Collected data
<<<<
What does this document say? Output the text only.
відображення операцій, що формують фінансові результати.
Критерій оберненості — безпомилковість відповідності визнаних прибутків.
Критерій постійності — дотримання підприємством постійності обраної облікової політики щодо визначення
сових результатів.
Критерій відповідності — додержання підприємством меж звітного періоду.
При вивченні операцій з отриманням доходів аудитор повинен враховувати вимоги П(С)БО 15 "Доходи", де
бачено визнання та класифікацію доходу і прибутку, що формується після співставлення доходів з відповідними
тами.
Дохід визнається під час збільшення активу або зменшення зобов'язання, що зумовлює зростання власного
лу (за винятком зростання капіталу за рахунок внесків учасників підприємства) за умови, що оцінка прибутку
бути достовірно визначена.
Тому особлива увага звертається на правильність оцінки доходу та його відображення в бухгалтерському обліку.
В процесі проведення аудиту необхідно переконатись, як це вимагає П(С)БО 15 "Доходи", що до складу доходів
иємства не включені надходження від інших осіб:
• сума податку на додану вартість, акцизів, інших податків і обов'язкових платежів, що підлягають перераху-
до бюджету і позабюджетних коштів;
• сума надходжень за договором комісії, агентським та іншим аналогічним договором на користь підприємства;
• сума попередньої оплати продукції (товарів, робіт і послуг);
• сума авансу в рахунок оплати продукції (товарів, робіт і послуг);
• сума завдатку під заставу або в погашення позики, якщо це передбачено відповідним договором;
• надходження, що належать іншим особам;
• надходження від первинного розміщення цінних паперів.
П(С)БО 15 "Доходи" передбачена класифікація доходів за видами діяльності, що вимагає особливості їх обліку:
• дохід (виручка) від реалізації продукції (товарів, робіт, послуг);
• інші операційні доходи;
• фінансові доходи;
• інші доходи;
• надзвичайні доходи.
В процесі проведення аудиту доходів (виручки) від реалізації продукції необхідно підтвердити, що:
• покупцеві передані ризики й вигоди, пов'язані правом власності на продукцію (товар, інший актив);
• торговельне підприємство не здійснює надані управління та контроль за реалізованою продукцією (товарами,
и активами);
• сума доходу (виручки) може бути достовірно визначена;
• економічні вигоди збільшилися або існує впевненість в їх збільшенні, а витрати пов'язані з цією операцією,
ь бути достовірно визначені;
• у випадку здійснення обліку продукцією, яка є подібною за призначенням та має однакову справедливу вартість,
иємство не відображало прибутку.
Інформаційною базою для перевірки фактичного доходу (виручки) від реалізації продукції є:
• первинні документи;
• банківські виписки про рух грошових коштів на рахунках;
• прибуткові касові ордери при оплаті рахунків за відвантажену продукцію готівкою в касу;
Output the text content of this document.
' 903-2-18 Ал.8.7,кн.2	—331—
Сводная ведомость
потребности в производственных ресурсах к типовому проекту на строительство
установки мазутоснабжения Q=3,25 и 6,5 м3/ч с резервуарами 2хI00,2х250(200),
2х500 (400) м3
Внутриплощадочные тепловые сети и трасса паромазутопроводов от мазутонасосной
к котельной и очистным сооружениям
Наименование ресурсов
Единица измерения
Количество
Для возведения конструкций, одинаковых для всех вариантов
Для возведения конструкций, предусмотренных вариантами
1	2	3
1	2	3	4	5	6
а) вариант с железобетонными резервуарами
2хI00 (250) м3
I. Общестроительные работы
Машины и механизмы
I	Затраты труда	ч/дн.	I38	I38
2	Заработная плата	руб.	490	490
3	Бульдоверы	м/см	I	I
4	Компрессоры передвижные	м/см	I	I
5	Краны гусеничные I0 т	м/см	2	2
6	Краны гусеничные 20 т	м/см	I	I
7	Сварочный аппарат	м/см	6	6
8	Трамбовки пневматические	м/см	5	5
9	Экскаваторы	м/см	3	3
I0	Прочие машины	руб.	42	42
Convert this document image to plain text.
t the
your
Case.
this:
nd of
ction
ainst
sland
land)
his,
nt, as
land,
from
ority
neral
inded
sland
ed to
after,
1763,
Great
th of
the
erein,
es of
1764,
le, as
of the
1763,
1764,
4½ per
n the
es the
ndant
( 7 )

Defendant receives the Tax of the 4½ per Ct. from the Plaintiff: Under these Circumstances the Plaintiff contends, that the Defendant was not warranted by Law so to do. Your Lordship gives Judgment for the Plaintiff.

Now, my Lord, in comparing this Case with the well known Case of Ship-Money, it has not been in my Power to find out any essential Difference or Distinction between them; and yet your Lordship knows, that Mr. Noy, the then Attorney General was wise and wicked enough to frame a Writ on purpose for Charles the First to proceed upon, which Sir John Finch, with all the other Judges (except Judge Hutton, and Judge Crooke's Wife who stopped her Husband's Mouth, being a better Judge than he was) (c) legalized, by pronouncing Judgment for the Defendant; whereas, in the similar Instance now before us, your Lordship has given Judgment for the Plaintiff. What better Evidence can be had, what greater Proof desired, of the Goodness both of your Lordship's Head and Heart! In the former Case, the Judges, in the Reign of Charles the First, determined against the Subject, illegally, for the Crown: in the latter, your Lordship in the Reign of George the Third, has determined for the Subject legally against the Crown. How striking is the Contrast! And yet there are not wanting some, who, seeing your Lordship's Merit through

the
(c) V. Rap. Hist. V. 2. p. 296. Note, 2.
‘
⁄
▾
>>>>
**Work to be completed:** How many lines in the listing above contain "процесі"? Answer with the number alone.

**Finished answer:** 2